— Stated exercise —
Reproduce each line from the records that holds "screenshot".

— Dataset —
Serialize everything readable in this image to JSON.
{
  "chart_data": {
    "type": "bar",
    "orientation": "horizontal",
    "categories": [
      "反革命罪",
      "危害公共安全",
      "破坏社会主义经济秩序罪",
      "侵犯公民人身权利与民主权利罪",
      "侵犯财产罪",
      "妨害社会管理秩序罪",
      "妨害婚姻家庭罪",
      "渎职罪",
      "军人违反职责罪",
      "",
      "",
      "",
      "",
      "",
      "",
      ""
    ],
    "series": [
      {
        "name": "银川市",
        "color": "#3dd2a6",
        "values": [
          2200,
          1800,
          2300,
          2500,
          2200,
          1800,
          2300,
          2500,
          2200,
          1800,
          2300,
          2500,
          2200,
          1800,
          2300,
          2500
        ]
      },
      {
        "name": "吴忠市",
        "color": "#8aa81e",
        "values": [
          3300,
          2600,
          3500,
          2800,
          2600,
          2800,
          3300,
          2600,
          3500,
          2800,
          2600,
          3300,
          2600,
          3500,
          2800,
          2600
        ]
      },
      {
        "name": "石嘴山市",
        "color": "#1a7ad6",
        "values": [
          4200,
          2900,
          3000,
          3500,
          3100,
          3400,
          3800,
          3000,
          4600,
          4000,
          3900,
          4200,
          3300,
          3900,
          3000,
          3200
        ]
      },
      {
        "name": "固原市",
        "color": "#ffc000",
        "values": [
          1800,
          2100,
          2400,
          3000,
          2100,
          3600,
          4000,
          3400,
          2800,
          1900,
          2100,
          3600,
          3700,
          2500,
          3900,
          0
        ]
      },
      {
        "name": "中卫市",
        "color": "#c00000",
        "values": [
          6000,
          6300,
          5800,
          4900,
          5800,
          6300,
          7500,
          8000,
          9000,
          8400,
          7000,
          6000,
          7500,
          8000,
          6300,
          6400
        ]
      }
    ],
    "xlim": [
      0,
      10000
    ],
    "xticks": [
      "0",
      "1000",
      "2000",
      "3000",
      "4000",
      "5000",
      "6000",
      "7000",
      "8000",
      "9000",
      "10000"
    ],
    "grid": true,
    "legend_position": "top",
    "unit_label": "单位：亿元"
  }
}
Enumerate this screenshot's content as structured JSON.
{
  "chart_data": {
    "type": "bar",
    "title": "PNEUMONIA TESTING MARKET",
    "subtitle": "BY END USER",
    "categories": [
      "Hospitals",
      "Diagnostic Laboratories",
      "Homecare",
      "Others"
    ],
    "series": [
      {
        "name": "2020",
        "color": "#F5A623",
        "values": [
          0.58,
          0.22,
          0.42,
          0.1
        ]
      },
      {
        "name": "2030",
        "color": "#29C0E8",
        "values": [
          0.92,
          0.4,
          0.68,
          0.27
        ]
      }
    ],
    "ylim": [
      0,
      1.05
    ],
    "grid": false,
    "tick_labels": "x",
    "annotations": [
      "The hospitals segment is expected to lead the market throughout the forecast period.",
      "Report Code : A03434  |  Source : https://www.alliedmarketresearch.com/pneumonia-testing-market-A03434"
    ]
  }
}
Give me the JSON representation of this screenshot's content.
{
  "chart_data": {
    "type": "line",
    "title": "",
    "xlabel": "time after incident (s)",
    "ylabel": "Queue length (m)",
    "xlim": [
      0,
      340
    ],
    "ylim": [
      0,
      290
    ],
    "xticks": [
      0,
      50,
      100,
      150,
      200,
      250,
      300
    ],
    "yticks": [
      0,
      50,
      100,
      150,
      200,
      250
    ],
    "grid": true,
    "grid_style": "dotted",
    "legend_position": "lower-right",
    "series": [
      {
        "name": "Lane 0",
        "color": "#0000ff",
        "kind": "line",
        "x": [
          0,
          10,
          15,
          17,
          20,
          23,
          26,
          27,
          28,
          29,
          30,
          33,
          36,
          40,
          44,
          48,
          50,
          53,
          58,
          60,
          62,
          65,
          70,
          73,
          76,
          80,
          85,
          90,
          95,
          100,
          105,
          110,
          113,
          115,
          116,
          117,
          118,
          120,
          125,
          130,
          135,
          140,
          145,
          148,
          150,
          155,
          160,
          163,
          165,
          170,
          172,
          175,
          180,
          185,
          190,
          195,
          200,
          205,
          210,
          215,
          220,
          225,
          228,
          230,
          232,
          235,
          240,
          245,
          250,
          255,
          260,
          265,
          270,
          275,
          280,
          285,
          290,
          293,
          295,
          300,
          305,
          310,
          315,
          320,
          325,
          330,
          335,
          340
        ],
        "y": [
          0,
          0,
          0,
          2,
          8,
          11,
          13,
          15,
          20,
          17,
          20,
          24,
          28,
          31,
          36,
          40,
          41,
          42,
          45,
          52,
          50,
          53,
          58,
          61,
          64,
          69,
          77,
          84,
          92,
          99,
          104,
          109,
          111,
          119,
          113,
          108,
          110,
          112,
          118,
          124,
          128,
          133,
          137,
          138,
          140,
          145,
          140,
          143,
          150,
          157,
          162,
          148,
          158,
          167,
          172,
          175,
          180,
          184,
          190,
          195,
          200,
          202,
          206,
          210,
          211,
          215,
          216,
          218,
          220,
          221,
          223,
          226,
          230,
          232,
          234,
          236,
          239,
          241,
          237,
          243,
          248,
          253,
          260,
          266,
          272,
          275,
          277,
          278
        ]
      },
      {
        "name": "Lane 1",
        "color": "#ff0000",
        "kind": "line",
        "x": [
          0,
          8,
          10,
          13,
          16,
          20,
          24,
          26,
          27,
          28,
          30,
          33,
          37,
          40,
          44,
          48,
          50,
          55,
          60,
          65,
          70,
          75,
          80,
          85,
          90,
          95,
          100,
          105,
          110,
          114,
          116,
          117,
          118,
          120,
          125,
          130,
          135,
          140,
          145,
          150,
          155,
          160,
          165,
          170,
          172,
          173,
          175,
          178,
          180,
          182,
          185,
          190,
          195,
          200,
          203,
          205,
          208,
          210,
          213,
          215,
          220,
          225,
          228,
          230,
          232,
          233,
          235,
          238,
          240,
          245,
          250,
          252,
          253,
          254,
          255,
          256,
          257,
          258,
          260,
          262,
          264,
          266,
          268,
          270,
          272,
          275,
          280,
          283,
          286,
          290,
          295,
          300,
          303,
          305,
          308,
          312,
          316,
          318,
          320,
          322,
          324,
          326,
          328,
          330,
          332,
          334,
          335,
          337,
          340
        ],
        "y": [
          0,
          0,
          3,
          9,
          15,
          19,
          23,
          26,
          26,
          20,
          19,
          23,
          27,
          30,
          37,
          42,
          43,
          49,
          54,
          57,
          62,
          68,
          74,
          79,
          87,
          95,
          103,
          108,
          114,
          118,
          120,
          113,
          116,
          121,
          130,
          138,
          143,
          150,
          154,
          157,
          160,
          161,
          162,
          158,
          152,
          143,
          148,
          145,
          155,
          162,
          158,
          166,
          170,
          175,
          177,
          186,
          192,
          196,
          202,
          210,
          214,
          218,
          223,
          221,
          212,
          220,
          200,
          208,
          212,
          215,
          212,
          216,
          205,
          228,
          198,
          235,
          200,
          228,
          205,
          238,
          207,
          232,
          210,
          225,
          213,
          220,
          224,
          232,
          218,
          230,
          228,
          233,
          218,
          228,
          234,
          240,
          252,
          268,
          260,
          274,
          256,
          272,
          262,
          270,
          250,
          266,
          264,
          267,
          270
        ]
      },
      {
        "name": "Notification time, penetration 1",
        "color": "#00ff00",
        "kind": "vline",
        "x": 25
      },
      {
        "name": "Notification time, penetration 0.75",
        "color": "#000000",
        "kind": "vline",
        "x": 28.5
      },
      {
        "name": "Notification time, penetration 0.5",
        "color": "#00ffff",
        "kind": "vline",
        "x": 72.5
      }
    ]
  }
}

— Answer to the problem —
Enumerate this screenshot's content as structured JSON.
Give me the JSON representation of this screenshot's content.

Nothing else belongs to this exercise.